◆ **STATED EXERCISE**
Type out the records that follow, exactly as given.

◆ **ENTRIES SHOWN**
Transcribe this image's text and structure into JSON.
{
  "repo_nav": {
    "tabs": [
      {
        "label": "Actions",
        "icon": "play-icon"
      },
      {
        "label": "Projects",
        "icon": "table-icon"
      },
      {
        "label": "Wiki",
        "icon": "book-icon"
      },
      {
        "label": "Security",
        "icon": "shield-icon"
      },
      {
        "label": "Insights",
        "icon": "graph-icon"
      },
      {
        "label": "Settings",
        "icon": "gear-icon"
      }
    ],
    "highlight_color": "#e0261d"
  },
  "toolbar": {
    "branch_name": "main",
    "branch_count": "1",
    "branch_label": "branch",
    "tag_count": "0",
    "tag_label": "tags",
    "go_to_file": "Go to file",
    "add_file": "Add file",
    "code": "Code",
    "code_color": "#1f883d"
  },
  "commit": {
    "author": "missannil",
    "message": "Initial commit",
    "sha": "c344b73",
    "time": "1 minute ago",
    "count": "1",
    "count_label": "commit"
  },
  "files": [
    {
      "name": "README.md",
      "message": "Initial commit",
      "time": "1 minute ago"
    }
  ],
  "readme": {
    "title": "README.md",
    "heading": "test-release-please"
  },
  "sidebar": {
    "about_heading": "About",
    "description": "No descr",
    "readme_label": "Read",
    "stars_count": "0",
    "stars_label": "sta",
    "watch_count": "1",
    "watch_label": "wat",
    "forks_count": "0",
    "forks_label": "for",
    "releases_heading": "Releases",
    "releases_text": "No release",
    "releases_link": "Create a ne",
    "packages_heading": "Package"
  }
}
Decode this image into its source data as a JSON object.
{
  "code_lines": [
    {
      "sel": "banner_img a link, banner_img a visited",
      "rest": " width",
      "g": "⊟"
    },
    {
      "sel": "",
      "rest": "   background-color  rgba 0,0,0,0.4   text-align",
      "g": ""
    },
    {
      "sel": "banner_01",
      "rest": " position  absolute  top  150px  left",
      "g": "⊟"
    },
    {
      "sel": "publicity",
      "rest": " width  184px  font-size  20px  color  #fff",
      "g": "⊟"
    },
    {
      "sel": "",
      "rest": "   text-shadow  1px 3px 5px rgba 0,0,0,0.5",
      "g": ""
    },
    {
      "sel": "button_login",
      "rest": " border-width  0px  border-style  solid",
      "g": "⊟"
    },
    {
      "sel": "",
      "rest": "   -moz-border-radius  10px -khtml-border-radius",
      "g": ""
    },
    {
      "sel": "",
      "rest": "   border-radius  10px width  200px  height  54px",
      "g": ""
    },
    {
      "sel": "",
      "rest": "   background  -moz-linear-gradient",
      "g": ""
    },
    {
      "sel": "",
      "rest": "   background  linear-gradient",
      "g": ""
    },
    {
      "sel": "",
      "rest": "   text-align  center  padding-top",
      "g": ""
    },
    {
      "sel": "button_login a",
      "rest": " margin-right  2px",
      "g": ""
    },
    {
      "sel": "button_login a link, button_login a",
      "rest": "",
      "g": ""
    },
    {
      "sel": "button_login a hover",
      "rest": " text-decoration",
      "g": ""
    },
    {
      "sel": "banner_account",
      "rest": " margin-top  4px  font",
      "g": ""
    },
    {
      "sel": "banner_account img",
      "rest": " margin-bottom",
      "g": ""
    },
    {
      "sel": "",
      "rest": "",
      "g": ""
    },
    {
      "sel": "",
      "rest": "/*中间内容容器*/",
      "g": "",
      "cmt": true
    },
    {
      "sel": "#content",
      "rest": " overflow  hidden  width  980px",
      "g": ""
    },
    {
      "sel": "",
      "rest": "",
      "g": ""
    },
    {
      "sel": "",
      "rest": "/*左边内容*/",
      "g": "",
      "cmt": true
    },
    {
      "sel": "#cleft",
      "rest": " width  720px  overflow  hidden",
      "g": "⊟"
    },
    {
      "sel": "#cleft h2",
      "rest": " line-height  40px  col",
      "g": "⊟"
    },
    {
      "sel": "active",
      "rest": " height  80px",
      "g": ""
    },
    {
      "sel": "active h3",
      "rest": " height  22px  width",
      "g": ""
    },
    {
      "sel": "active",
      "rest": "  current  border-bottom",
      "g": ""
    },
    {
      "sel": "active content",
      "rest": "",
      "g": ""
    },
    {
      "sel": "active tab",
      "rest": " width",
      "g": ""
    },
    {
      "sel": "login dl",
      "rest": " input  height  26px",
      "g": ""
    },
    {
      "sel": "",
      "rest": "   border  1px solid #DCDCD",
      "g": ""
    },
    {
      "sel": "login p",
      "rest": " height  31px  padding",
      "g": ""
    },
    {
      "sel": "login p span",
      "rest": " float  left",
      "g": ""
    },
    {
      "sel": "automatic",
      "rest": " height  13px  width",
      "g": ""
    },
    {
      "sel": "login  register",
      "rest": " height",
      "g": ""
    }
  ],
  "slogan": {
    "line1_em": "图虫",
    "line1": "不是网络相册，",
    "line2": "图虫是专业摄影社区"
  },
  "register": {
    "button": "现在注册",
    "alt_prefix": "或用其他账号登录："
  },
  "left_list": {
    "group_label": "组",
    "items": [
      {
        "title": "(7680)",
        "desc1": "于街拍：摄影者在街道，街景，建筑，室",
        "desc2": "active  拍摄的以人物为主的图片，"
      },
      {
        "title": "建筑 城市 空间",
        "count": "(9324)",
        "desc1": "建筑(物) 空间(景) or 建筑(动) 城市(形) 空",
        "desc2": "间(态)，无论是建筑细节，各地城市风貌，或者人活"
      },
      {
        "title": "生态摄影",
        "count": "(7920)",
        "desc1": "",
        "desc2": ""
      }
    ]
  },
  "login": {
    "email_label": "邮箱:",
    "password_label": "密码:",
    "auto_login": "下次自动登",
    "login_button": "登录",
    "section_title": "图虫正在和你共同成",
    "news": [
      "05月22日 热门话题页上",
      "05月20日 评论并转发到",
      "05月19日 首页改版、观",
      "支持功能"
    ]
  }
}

◆ **OUTPUT**
Transcribe this image's text and structure into JSON.
{
  "repo_nav": {
    "tabs": [
      {
        "label": "Actions",
        "icon": "play-icon"
      },
      {
        "label": "Projects",
        "icon": "table-icon"
      },
      {
        "label": "Wiki",
        "icon": "book-icon"
      },
      {
        "label": "Security",
        "icon": "shield-icon"
      },
      {
        "label": "Insights",
        "icon": "graph-icon"
      },
      {
        "label": "Settings",
        "icon": "gear-icon"
      }
    ],
    "highlight_color": "#e0261d"
  },
  "toolbar": {
    "branch_name": "main",
    "branch_count": "1",
    "branch_label": "branch",
    "tag_count": "0",
    "tag_label": "tags",
    "go_to_file": "Go to file",
    "add_file": "Add file",
    "code": "Code",
    "code_color": "#1f883d"
  },
  "commit": {
    "author": "missannil",
    "message": "Initial commit",
    "sha": "c344b73",
    "time": "1 minute ago",
    "count": "1",
    "count_label": "commit"
  },
  "files": [
    {
      "name": "README.md",
      "message": "Initial commit",
      "time": "1 minute ago"
    }
  ],
  "readme": {
    "title": "README.md",
    "heading": "test-release-please"
  },
  "sidebar": {
    "about_heading": "About",
    "description": "No descr",
    "readme_label": "Read",
    "stars_count": "0",
    "stars_label": "sta",
    "watch_count": "1",
    "watch_label": "wat",
    "forks_count": "0",
    "forks_label": "for",
    "releases_heading": "Releases",
    "releases_text": "No release",
    "releases_link": "Create a ne",
    "packages_heading": "Package"
  }
}
Decode this image into its source data as a JSON object.
{
  "code_lines": [
    {
      "sel": "banner_img a link, banner_img a visited",
      "rest": " width",
      "g": "⊟"
    },
    {
      "sel": "",
      "rest": "   background-color  rgba 0,0,0,0.4   text-align",
      "g": ""
    },
    {
      "sel": "banner_01",
      "rest": " position  absolute  top  150px  left",
      "g": "⊟"
    },
    {
      "sel": "publicity",
      "rest": " width  184px  font-size  20px  color  #fff",
      "g": "⊟"
    },
    {
      "sel": "",
      "rest": "   text-shadow  1px 3px 5px rgba 0,0,0,0.5",
      "g": ""
    },
    {
      "sel": "button_login",
      "rest": " border-width  0px  border-style  solid",
      "g": "⊟"
    },
    {
      "sel": "",
      "rest": "   -moz-border-radius  10px -khtml-border-radius",
      "g": ""
    },
    {
      "sel": "",
      "rest": "   border-radius  10px width  200px  height  54px",
      "g": ""
    },
    {
      "sel": "",
      "rest": "   background  -moz-linear-gradient",
      "g": ""
    },
    {
      "sel": "",
      "rest": "   background  linear-gradient",
      "g": ""
    },
    {
      "sel": "",
      "rest": "   text-align  center  padding-top",
      "g": ""
    },
    {
      "sel": "button_login a",
      "rest": " margin-right  2px",
      "g": ""
    },
    {
      "sel": "button_login a link, button_login a",
      "rest": "",
      "g": ""
    },
    {
      "sel": "button_login a hover",
      "rest": " text-decoration",
      "g": ""
    },
    {
      "sel": "banner_account",
      "rest": " margin-top  4px  font",
      "g": ""
    },
    {
      "sel": "banner_account img",
      "rest": " margin-bottom",
      "g": ""
    },
    {
      "sel": "",
      "rest": "",
      "g": ""
    },
    {
      "sel": "",
      "rest": "/*中间内容容器*/",
      "g": "",
      "cmt": true
    },
    {
      "sel": "#content",
      "rest": " overflow  hidden  width  980px",
      "g": ""
    },
    {
      "sel": "",
      "rest": "",
      "g": ""
    },
    {
      "sel": "",
      "rest": "/*左边内容*/",
      "g": "",
      "cmt": true
    },
    {
      "sel": "#cleft",
      "rest": " width  720px  overflow  hidden",
      "g": "⊟"
    },
    {
      "sel": "#cleft h2",
      "rest": " line-height  40px  col",
      "g": "⊟"
    },
    {
      "sel": "active",
      "rest": " height  80px",
      "g": ""
    },
    {
      "sel": "active h3",
      "rest": " height  22px  width",
      "g": ""
    },
    {
      "sel": "active",
      "rest": "  current  border-bottom",
      "g": ""
    },
    {
      "sel": "active content",
      "rest": "",
      "g": ""
    },
    {
      "sel": "active tab",
      "rest": " width",
      "g": ""
    },
    {
      "sel": "login dl",
      "rest": " input  height  26px",
      "g": ""
    },
    {
      "sel": "",
      "rest": "   border  1px solid #DCDCD",
      "g": ""
    },
    {
      "sel": "login p",
      "rest": " height  31px  padding",
      "g": ""
    },
    {
      "sel": "login p span",
      "rest": " float  left",
      "g": ""
    },
    {
      "sel": "automatic",
      "rest": " height  13px  width",
      "g": ""
    },
    {
      "sel": "login  register",
      "rest": " height",
      "g": ""
    }
  ],
  "slogan": {
    "line1_em": "图虫",
    "line1": "不是网络相册，",
    "line2": "图虫是专业摄影社区"
  },
  "register": {
    "button": "现在注册",
    "alt_prefix": "或用其他账号登录："
  },
  "left_list": {
    "group_label": "组",
    "items": [
      {
        "title": "(7680)",
        "desc1": "于街拍：摄影者在街道，街景，建筑，室",
        "desc2": "active  拍摄的以人物为主的图片，"
      },
      {
        "title": "建筑 城市 空间",
        "count": "(9324)",
        "desc1": "建筑(物) 空间(景) or 建筑(动) 城市(形) 空",
        "desc2": "间(态)，无论是建筑细节，各地城市风貌，或者人活"
      },
      {
        "title": "生态摄影",
        "count": "(7920)",
        "desc1": "",
        "desc2": ""
      }
    ]
  },
  "login": {
    "email_label": "邮箱:",
    "password_label": "密码:",
    "auto_login": "下次自动登",
    "login_button": "登录",
    "section_title": "图虫正在和你共同成",
    "news": [
      "05月22日 热门话题页上",
      "05月20日 评论并转发到",
      "05月19日 首页改版、观",
      "支持功能"
    ]
  }
}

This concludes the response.